*** MATERIAL SHOWN ***
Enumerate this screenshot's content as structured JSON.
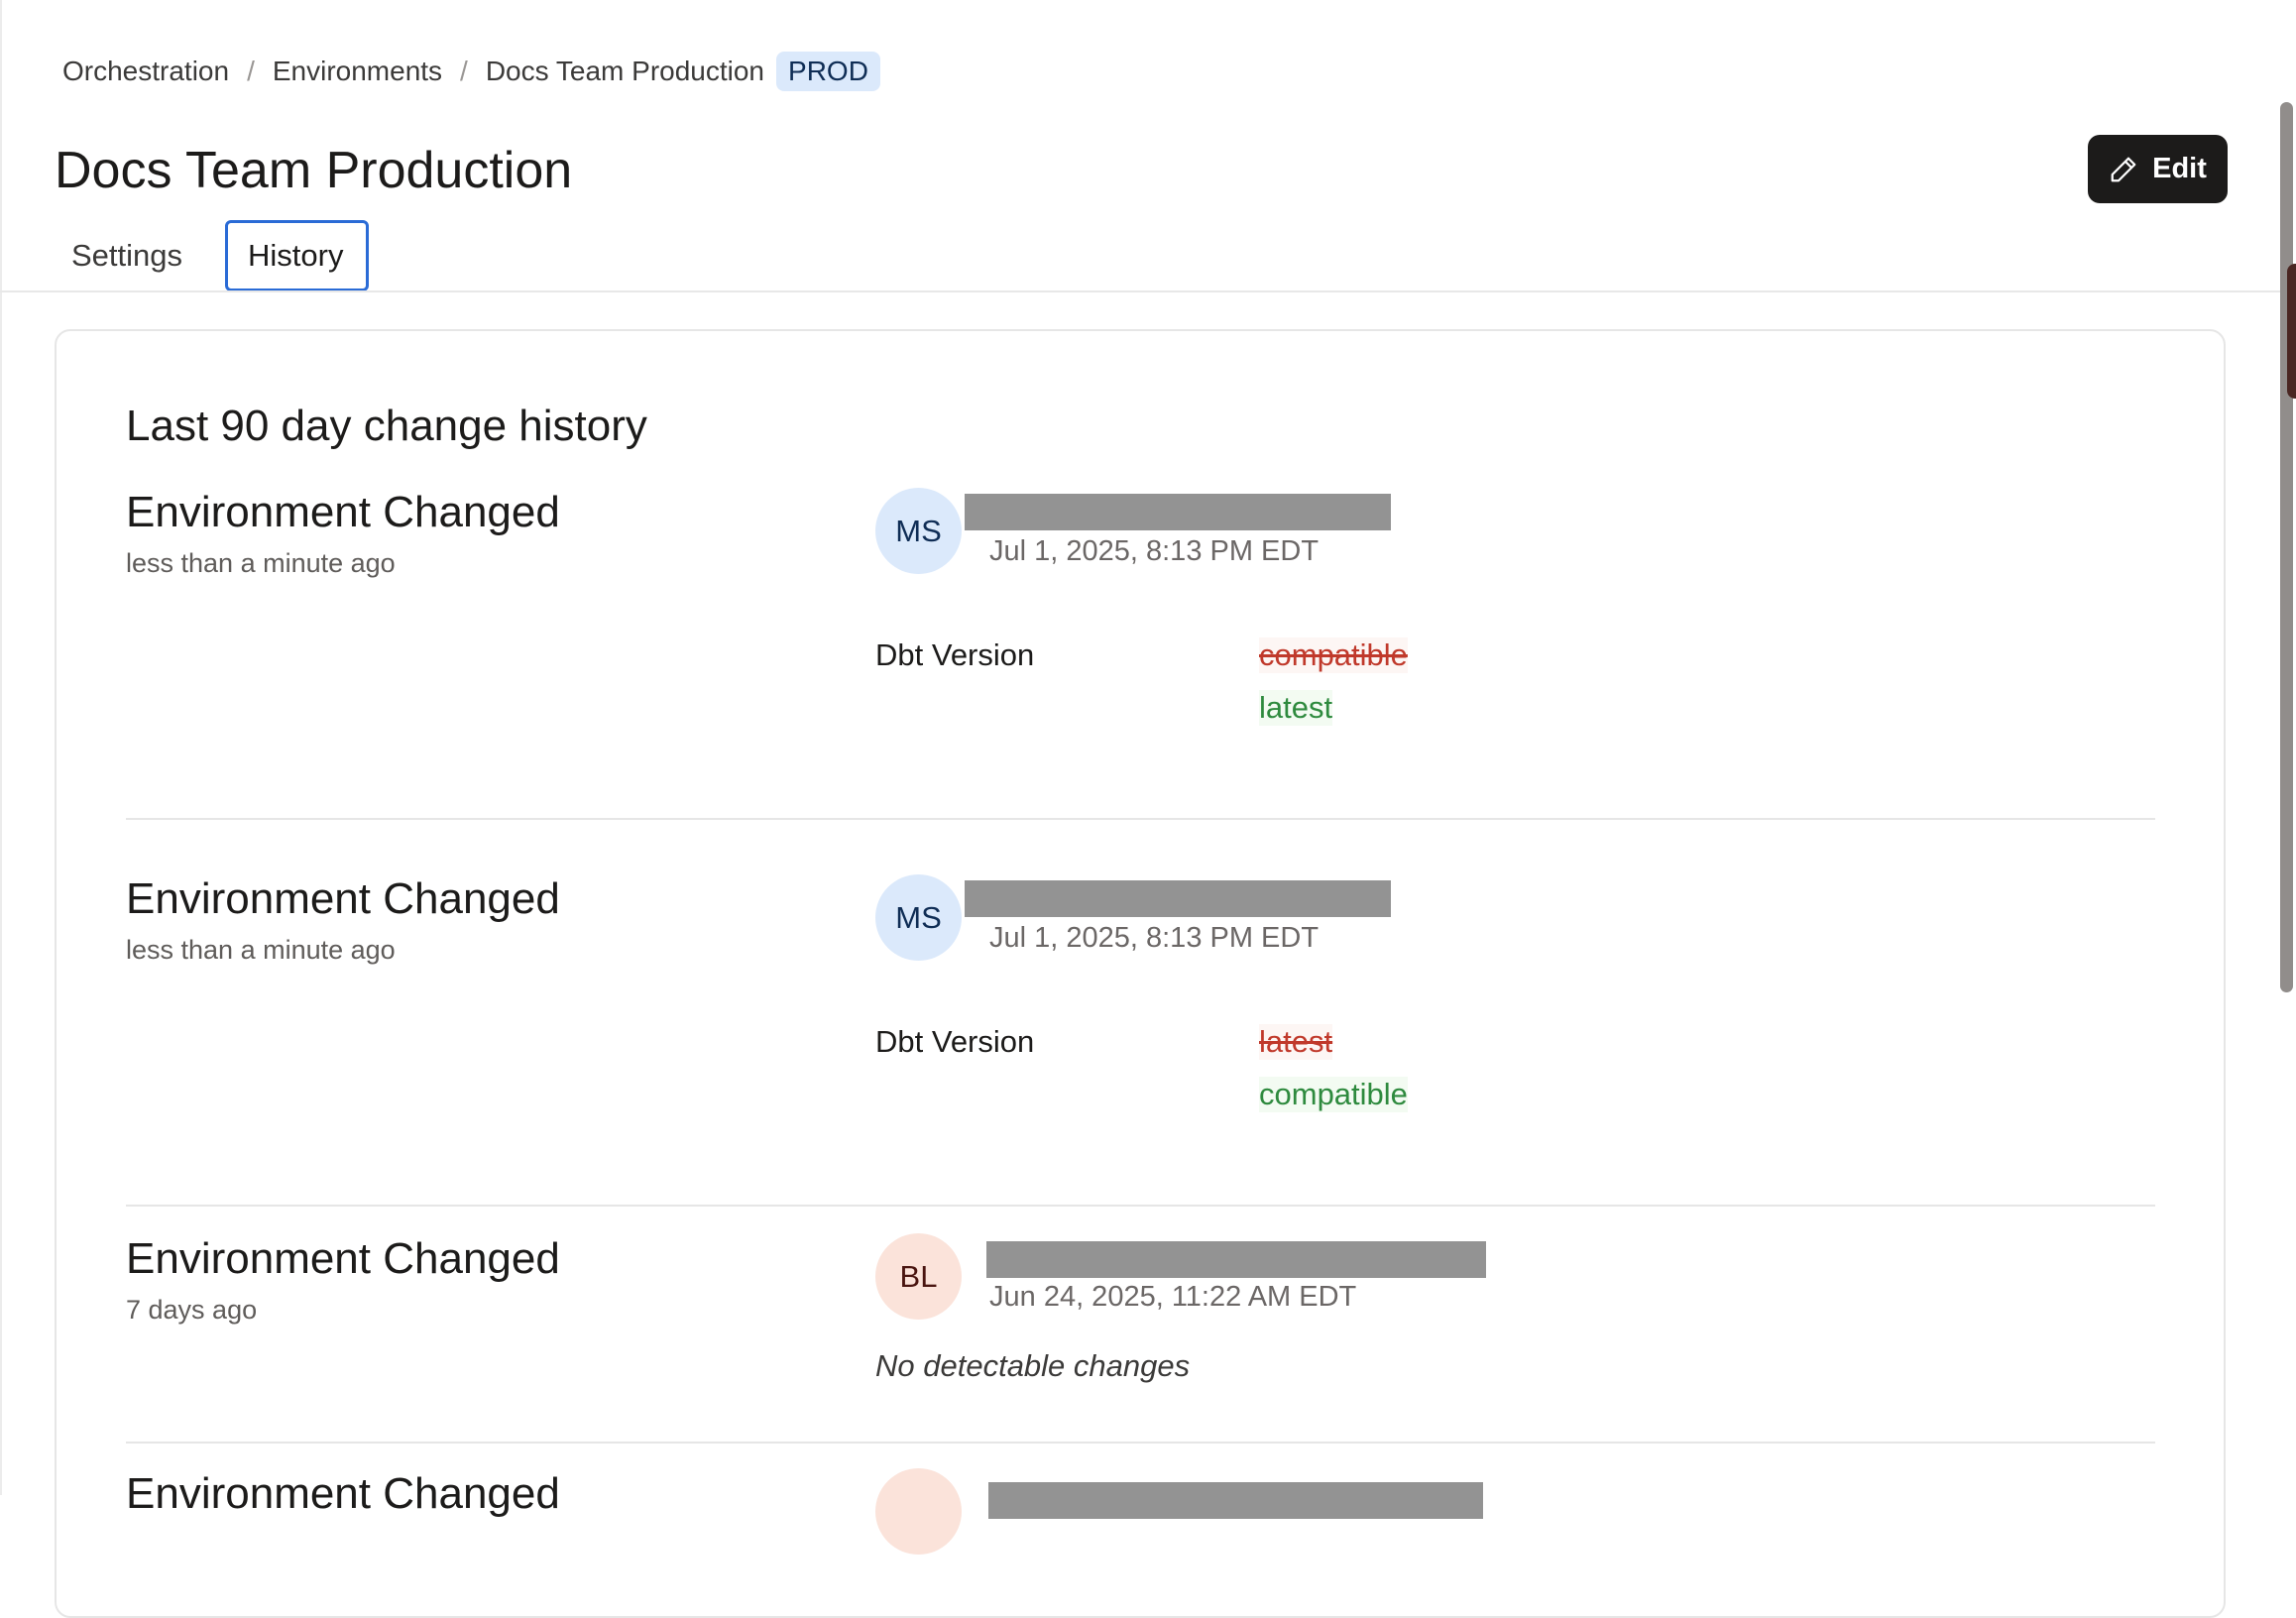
{
  "breadcrumb": {
    "items": [
      "Orchestration",
      "Environments",
      "Docs Team Production"
    ],
    "separator": "/",
    "badge": "PROD"
  },
  "page": {
    "title": "Docs Team Production",
    "edit_label": "Edit",
    "edit_icon": "pencil-icon"
  },
  "tabs": [
    {
      "label": "Settings",
      "active": false
    },
    {
      "label": "History",
      "active": true
    }
  ],
  "history": {
    "title": "Last 90 day change history",
    "entries": [
      {
        "title": "Environment Changed",
        "relative_time": "less than a minute ago",
        "initials": "MS",
        "timestamp": "Jul 1, 2025, 8:13 PM EDT",
        "changes": [
          {
            "field": "Dbt Version",
            "old": "compatible",
            "new": "latest"
          }
        ]
      },
      {
        "title": "Environment Changed",
        "relative_time": "less than a minute ago",
        "initials": "MS",
        "timestamp": "Jul 1, 2025, 8:13 PM EDT",
        "changes": [
          {
            "field": "Dbt Version",
            "old": "latest",
            "new": "compatible"
          }
        ]
      },
      {
        "title": "Environment Changed",
        "relative_time": "7 days ago",
        "initials": "BL",
        "timestamp": "Jun 24, 2025, 11:22 AM EDT",
        "no_changes": "No detectable changes"
      },
      {
        "title": "Environment Changed"
      }
    ]
  },
  "colors": {
    "accent": "#2a6bd6",
    "removed": "#c0392b",
    "added": "#2e8a3e",
    "button": "#1c1b1a",
    "badge_bg": "#dbe9fb"
  }
}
***
Reply with the number of lines in the material above that contain "Production", and nothing more.

TASK RESULT: 2